• **Supplied text**:

I saw an earlier article on Photography Life about photographing the city of Venice (Venice – The Most Beautiful City in the World by Alan Mosley) and felt inspired to write one of my own. I, too, find the city to be inspirational for photography, especially architectural work. Moreover, I enjoy photographing Venice in black and white, which I find captures certain elements of the city with more emotion – the atmosphere, the light, the texture, and the patterns. That is my purpose with the photo essay below.
Table of Contents
An Early Morning Stroll
For me, there’s nothing pleasant about a 4 AM alarm. At first. But then there is a special magic to walking through Venice’s deserted alleys, over empty bridges, water lapping gently against worn marble quaysides, when it’s still dark. Almost no-one out and about, just the occasional all night water bus and polished wooden taxi launches heading across the black lagoon to catch an early flight.
That is how this photographic journey through a Venice day begins.
Although I enjoy photographing Venice in color, there are a few reasons why I chose this photo essay to be entirely in black and white. Partly this is to complement the color images in Alan Mosley’s post, but it is also for the creative reasons I mentioned in the introduction: black and white emphasizes composition, lighting, tonal gradations, patterns, and textures in a way that just seems made for Venice. Below, I have also tried to present the sheer range of photographic interest Venice offers, from iconic architectural masterpieces and classic views to the atmospheric and the less frequented corners.

• **What is being asked**:
Write the next part of the Venice photo essay above, starting right after its last sentence.

• **Data items**:
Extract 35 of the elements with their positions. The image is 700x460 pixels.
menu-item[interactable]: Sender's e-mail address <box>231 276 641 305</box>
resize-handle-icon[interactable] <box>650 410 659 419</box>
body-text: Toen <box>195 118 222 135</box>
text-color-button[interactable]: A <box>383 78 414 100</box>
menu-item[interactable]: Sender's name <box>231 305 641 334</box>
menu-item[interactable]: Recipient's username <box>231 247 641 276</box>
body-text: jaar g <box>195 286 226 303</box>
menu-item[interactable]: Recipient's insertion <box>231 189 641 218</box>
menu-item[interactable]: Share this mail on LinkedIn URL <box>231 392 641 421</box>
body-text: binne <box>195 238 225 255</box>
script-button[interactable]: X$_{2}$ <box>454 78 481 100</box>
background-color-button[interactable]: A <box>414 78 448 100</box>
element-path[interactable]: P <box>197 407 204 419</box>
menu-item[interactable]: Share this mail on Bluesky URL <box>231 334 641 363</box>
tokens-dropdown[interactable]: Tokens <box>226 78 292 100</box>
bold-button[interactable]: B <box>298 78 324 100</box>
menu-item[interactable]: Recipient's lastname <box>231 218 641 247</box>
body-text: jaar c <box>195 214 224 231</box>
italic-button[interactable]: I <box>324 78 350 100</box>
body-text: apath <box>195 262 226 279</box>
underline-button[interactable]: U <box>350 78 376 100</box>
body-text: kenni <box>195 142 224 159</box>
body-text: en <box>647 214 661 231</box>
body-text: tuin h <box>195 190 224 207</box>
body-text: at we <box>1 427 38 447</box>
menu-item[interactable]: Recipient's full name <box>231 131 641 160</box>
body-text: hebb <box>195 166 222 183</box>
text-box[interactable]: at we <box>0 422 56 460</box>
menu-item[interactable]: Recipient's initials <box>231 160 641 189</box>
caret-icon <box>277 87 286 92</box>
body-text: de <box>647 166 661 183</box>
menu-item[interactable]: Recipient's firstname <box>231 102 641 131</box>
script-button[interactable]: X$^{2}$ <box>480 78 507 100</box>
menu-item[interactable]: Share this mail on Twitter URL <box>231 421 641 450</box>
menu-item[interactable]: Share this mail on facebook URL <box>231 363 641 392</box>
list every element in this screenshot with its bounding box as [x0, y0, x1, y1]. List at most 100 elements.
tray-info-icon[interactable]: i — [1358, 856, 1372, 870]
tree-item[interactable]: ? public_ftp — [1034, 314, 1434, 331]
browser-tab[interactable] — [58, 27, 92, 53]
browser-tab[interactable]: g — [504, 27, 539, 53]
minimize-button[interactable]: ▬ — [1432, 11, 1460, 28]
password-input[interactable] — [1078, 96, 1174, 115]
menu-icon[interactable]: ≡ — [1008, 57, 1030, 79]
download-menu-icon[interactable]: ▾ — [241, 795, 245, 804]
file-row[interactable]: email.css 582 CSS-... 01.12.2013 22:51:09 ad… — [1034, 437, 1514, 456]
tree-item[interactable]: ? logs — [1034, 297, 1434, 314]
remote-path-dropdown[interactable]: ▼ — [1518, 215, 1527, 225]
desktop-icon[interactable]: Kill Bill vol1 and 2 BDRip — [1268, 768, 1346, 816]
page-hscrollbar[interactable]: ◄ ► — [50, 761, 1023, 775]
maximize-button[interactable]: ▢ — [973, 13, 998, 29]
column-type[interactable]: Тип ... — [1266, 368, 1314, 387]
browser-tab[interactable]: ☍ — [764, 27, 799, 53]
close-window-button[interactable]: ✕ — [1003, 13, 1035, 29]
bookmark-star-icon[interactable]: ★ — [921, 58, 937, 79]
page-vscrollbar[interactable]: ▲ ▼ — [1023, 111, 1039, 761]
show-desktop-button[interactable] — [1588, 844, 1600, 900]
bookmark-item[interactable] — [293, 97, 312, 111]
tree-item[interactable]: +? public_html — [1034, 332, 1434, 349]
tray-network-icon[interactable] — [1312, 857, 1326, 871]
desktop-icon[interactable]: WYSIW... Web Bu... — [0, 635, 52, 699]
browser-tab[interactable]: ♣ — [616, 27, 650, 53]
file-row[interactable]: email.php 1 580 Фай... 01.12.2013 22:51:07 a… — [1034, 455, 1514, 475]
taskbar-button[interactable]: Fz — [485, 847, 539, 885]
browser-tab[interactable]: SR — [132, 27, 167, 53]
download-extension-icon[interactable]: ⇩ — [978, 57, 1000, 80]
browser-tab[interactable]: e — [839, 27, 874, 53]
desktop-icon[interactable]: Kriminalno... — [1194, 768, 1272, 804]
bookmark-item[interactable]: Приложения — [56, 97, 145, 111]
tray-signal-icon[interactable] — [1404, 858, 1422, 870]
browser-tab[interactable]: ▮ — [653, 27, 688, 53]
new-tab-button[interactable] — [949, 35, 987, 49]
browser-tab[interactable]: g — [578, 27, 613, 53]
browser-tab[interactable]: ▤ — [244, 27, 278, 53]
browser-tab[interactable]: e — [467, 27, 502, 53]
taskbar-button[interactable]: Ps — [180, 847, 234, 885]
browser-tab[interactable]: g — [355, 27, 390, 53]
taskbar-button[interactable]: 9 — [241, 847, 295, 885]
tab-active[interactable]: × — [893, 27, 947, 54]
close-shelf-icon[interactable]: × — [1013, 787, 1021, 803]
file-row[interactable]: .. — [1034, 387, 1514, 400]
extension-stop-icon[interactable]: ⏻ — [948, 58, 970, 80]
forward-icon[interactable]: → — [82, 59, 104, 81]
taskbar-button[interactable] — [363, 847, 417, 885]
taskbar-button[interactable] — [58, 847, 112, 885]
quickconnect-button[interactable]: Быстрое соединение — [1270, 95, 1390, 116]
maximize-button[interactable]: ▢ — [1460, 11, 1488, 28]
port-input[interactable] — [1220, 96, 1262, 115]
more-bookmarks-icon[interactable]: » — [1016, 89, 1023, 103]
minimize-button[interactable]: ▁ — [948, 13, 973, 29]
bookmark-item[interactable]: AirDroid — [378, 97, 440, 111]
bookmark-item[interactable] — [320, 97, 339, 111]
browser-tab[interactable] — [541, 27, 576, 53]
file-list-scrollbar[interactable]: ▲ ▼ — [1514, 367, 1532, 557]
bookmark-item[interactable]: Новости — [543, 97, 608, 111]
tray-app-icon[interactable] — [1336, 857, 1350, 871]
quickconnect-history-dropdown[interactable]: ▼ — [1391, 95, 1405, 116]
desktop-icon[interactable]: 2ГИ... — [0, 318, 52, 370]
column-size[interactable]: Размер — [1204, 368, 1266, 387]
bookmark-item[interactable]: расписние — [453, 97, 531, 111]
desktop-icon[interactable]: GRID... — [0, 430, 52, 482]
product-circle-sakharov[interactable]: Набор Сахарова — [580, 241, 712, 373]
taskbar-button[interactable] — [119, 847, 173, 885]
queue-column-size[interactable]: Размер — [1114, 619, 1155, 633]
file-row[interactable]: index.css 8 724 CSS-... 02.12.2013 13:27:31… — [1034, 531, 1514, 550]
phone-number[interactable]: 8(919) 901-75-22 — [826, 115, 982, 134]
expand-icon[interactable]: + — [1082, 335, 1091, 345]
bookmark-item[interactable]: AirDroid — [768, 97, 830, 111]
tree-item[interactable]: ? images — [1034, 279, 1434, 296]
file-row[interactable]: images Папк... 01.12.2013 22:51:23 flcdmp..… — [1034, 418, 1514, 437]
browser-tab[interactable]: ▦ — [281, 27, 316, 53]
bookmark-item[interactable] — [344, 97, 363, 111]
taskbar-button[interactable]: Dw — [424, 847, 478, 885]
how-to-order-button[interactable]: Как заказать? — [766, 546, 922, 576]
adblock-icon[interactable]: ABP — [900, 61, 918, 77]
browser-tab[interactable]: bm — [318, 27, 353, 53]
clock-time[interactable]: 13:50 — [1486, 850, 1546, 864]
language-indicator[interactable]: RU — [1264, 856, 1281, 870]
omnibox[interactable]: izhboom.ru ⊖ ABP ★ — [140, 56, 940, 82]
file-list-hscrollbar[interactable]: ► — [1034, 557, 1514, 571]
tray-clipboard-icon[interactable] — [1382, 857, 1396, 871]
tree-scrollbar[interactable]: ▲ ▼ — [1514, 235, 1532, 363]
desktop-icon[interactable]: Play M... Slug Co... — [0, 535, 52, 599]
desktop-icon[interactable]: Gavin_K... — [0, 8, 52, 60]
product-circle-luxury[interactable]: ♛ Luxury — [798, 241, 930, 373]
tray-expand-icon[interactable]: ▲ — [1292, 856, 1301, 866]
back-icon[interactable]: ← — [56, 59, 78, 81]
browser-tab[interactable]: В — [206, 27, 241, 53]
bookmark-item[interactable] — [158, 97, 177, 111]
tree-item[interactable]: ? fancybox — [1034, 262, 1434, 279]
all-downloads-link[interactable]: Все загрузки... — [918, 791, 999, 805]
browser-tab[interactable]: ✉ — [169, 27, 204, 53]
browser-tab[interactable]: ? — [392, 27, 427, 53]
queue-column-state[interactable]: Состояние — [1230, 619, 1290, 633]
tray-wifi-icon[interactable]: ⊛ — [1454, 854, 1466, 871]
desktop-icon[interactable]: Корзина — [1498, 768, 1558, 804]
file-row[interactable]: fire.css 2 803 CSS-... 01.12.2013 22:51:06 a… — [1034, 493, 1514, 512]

• **Result for this task**:
But I have to admit to slight cheating: although presented as a day from before the dawn to late at night, these images were actually taken over a number of years, with a range of cameras.
Around St Mark’s Square Before the Crowds
St Mark’s square is less busy than usual at 5am. In fact, there’s no one there at all. Just a few pigeons. And me with a tripod and the wonderful Canon 24mm tilt-shift lens. Below is St Mark’s Basilica, the floodlights illuminating the extraordinarily detailed facade, with an iconic Venetian street lamp thrown in for good measure…
Just a few steps away is the Doge’s Palace, taken up close and low to emphasize the perspective.
Plenty free seats in the very expensive cafes… I love the light on the aluminum chairs and the symmetry of the arcade.
Early Morning Light
6.15 am, October. The sun comes up, the first rays catching the east facade of the Doge’s palace, picking out the intricate carvings and the figure above the corner column…
…and a few minutes later catching the “we love Venice” tarpaulin covering building works on the corner of the narrow canal leading to the Bridge of Sighs against a perfect sky.
By 6 AM on a June morning, the sun is still low enough to create long shadows and etch the detail in Palladio’s masterpiece of harmony and balance, Il Redentore, completed in 1592. One of Venice’s visual fascinations is the way iconic set piece buildings are juxtaposed against slightly faded houses and commercial buildings. Here the Redentore is flanked by simple quayside housing, providing interesting tones and textures to complement the dramatic sunlight catching the white marble facade and accentuating the curves of the dome.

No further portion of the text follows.